● **EXERCISE INSTRUCTIONS**
Report every line below that holds the word "JSON".

#####

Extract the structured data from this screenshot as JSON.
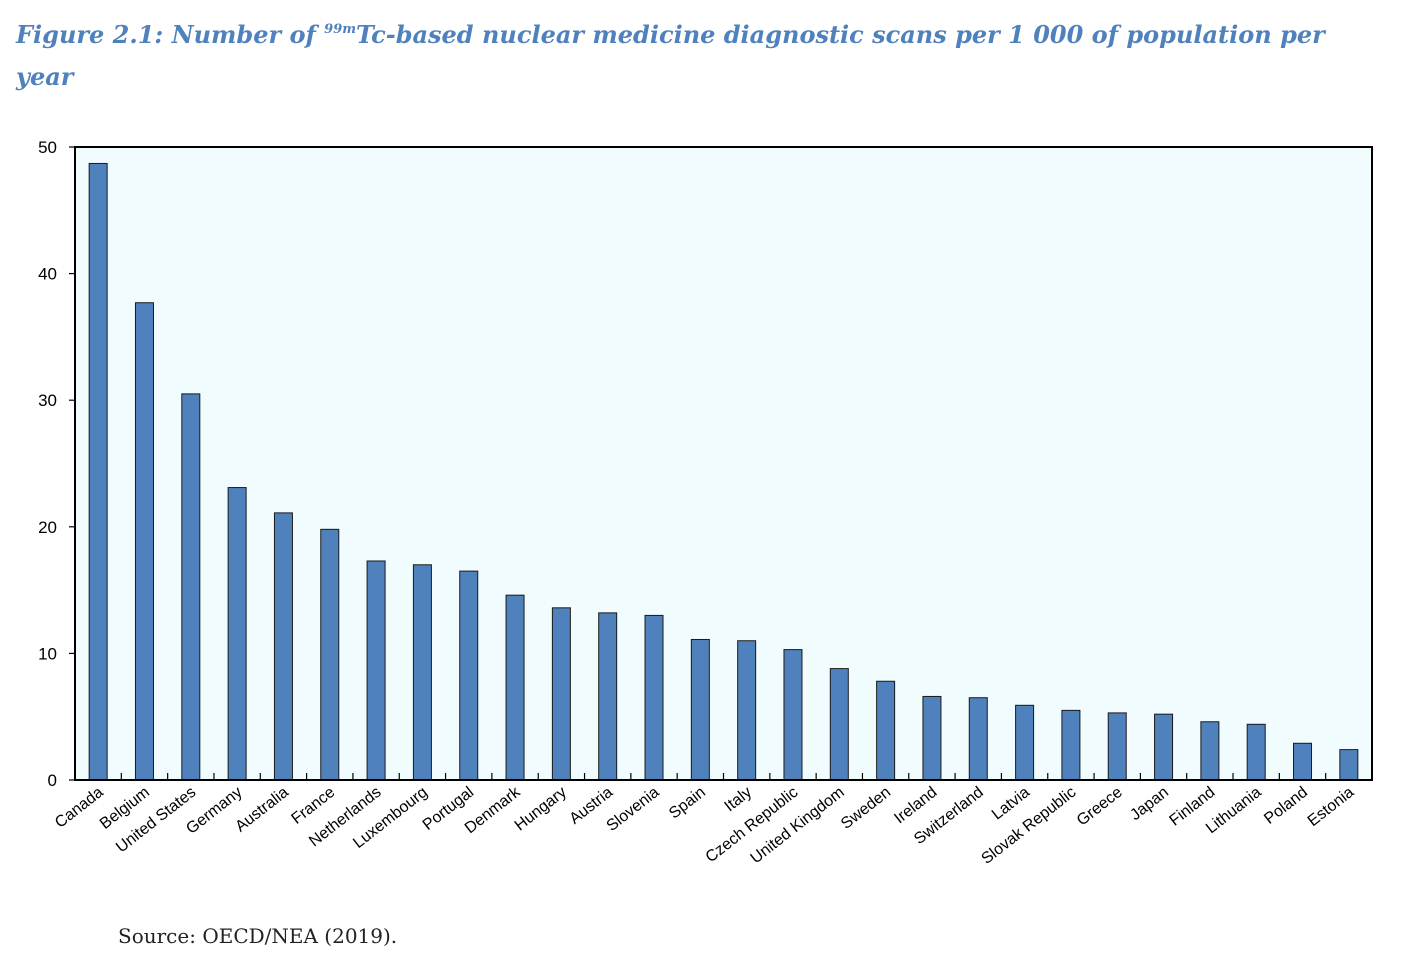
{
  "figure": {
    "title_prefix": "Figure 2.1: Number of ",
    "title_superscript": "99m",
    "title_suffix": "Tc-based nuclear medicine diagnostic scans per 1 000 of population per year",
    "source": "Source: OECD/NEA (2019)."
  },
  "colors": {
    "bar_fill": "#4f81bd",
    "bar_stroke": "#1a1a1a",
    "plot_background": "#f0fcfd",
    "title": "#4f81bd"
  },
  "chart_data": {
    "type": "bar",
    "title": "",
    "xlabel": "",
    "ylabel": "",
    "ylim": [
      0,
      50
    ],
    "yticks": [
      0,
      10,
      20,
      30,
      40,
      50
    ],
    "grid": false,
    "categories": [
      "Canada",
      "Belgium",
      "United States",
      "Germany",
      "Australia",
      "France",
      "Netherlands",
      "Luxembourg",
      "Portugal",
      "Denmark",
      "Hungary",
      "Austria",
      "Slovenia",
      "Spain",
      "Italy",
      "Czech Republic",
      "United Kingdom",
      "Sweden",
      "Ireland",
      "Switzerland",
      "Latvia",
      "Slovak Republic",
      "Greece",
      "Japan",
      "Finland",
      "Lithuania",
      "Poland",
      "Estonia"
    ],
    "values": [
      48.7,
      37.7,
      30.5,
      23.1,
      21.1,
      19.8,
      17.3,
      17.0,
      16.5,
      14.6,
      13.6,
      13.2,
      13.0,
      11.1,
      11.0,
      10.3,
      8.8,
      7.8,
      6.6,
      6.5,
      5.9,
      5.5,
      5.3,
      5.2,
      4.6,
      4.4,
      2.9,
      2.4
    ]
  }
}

#####

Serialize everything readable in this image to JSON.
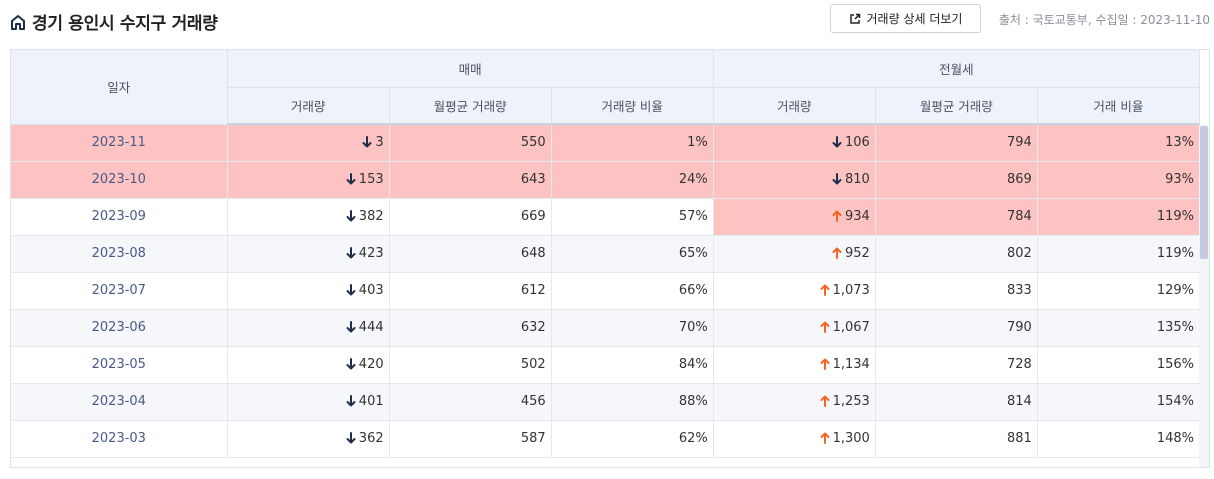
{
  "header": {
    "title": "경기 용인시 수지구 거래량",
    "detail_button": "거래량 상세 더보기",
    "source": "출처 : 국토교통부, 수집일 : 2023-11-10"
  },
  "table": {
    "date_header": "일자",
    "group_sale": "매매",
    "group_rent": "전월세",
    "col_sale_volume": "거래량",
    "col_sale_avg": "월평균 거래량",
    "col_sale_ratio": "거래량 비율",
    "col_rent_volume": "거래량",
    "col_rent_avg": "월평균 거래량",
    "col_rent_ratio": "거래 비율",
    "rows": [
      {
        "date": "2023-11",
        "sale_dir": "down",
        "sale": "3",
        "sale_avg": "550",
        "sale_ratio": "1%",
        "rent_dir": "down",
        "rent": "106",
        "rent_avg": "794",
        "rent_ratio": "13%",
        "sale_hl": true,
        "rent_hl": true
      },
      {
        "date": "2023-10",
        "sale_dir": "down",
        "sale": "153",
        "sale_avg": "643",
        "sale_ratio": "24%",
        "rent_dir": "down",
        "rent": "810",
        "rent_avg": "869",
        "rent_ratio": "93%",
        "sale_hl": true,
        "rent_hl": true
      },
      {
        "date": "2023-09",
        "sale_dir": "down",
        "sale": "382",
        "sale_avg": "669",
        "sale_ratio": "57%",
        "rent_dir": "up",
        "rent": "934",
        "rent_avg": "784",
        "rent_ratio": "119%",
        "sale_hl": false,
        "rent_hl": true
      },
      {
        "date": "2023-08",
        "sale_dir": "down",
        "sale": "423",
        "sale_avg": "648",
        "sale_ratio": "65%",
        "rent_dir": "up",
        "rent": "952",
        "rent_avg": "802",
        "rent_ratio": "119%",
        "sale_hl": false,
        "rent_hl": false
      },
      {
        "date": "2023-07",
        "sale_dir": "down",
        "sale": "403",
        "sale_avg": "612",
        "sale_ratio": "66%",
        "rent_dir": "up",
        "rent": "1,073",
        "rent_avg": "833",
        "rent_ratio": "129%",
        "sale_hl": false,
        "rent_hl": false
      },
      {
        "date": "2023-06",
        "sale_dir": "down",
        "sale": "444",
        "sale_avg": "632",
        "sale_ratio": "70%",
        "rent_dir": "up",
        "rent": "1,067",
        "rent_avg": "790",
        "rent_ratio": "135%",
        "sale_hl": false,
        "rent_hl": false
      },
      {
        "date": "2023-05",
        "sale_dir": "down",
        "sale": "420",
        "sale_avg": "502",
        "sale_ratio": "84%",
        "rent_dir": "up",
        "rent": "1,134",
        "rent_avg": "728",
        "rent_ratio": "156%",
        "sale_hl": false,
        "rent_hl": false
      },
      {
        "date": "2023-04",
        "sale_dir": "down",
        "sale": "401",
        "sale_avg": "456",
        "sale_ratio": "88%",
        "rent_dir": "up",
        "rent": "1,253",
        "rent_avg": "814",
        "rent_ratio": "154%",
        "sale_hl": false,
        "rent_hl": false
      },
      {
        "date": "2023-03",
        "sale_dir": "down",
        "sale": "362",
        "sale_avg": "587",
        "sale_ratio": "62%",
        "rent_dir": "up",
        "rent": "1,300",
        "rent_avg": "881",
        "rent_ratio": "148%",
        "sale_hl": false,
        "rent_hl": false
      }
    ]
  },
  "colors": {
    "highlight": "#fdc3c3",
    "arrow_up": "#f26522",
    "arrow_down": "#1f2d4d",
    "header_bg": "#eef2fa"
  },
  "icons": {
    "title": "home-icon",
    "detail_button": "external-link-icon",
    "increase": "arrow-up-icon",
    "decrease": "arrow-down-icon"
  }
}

#####

● **WRITTEN SOLUTION**
Extract the structured data from this screenshot as JSON.
Serialize everything readable in this image to JSON.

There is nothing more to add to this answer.